[Start Given data]

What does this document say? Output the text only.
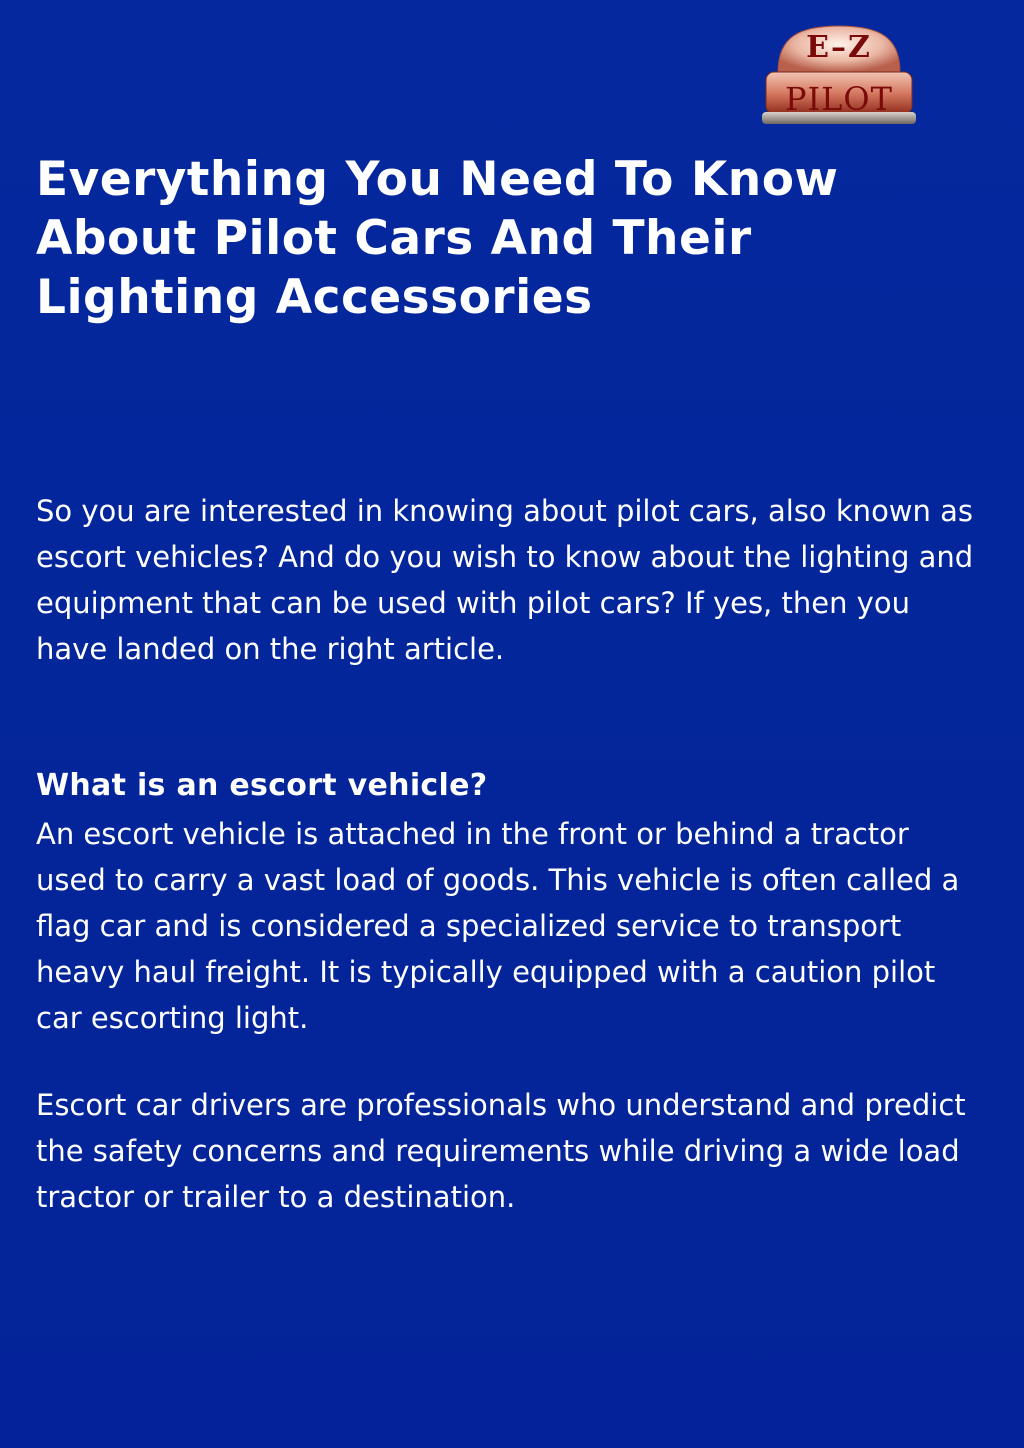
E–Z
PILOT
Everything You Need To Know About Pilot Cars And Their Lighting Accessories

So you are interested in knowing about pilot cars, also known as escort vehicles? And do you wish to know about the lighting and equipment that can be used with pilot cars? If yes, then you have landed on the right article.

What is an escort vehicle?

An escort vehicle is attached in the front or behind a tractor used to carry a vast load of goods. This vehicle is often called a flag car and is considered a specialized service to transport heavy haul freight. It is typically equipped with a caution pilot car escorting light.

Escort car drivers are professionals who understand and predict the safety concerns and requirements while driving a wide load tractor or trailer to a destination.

[End Given data]

→ **Aim**: Find all lines where the word "What" appears. Copy them.

→ **In response**:
What does this document say? Output the text only.
What is an escort vehicle?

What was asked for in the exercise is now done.